Reproduce the full listing below unchanged, apart from the pictures.
═══ Provided information ═══
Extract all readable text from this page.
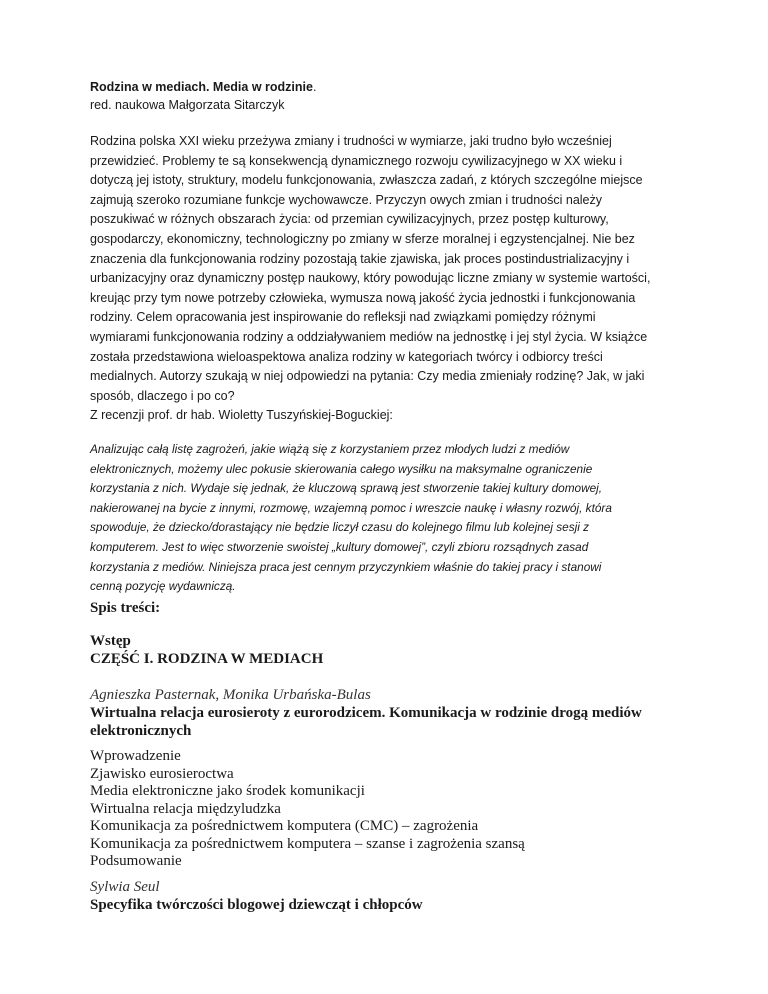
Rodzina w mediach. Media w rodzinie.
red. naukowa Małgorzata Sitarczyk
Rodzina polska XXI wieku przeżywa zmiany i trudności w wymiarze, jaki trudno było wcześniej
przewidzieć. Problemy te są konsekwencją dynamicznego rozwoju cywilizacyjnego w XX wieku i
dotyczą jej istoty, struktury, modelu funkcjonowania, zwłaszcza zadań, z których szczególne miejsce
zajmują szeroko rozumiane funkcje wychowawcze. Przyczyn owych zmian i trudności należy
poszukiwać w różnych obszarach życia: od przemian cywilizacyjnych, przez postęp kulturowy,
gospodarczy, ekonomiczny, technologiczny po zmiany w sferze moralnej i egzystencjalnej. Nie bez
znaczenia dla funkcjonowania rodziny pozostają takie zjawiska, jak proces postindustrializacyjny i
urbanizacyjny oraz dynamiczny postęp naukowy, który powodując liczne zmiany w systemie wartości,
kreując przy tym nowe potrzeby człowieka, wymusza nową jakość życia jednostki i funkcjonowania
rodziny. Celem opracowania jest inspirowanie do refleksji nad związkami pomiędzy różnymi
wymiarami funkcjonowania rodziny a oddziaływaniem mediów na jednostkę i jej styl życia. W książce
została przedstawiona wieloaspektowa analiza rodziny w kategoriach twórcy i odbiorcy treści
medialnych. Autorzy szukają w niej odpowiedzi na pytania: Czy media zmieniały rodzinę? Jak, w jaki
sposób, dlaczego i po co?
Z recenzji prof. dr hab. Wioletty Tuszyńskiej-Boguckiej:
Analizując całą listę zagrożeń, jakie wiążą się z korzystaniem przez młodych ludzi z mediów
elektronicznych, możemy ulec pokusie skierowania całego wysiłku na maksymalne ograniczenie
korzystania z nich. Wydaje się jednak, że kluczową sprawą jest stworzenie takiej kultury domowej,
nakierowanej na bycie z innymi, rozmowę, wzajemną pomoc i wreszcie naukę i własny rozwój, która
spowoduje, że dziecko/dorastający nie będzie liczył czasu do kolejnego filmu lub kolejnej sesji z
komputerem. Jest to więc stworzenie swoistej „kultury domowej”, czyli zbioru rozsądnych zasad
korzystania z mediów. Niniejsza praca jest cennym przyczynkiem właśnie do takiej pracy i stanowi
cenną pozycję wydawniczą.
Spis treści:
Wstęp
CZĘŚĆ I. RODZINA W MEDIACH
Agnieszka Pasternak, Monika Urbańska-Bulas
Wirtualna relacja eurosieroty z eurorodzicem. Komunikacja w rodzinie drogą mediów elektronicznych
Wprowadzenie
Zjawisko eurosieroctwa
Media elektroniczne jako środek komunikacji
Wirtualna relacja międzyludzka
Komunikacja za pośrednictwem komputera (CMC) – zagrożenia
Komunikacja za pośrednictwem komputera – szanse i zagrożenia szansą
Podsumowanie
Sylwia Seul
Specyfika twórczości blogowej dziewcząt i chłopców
═══
Full output
Extract all readable text from this page.
Rodzina w mediach. Media w rodzinie.
red. naukowa Małgorzata Sitarczyk
Rodzina polska XXI wieku przeżywa zmiany i trudności w wymiarze, jaki trudno było wcześniej
przewidzieć. Problemy te są konsekwencją dynamicznego rozwoju cywilizacyjnego w XX wieku i
dotyczą jej istoty, struktury, modelu funkcjonowania, zwłaszcza zadań, z których szczególne miejsce
zajmują szeroko rozumiane funkcje wychowawcze. Przyczyn owych zmian i trudności należy
poszukiwać w różnych obszarach życia: od przemian cywilizacyjnych, przez postęp kulturowy,
gospodarczy, ekonomiczny, technologiczny po zmiany w sferze moralnej i egzystencjalnej. Nie bez
znaczenia dla funkcjonowania rodziny pozostają takie zjawiska, jak proces postindustrializacyjny i
urbanizacyjny oraz dynamiczny postęp naukowy, który powodując liczne zmiany w systemie wartości,
kreując przy tym nowe potrzeby człowieka, wymusza nową jakość życia jednostki i funkcjonowania
rodziny. Celem opracowania jest inspirowanie do refleksji nad związkami pomiędzy różnymi
wymiarami funkcjonowania rodziny a oddziaływaniem mediów na jednostkę i jej styl życia. W książce
została przedstawiona wieloaspektowa analiza rodziny w kategoriach twórcy i odbiorcy treści
medialnych. Autorzy szukają w niej odpowiedzi na pytania: Czy media zmieniały rodzinę? Jak, w jaki
sposób, dlaczego i po co?
Z recenzji prof. dr hab. Wioletty Tuszyńskiej-Boguckiej:
Analizując całą listę zagrożeń, jakie wiążą się z korzystaniem przez młodych ludzi z mediów
elektronicznych, możemy ulec pokusie skierowania całego wysiłku na maksymalne ograniczenie
korzystania z nich. Wydaje się jednak, że kluczową sprawą jest stworzenie takiej kultury domowej,
nakierowanej na bycie z innymi, rozmowę, wzajemną pomoc i wreszcie naukę i własny rozwój, która
spowoduje, że dziecko/dorastający nie będzie liczył czasu do kolejnego filmu lub kolejnej sesji z
komputerem. Jest to więc stworzenie swoistej „kultury domowej”, czyli zbioru rozsądnych zasad
korzystania z mediów. Niniejsza praca jest cennym przyczynkiem właśnie do takiej pracy i stanowi
cenną pozycję wydawniczą.
Spis treści:
Wstęp
CZĘŚĆ I. RODZINA W MEDIACH
Agnieszka Pasternak, Monika Urbańska-Bulas
Wirtualna relacja eurosieroty z eurorodzicem. Komunikacja w rodzinie drogą mediów elektronicznych
Wprowadzenie
Zjawisko eurosieroctwa
Media elektroniczne jako środek komunikacji
Wirtualna relacja międzyludzka
Komunikacja za pośrednictwem komputera (CMC) – zagrożenia
Komunikacja za pośrednictwem komputera – szanse i zagrożenia szansą
Podsumowanie
Sylwia Seul
Specyfika twórczości blogowej dziewcząt i chłopców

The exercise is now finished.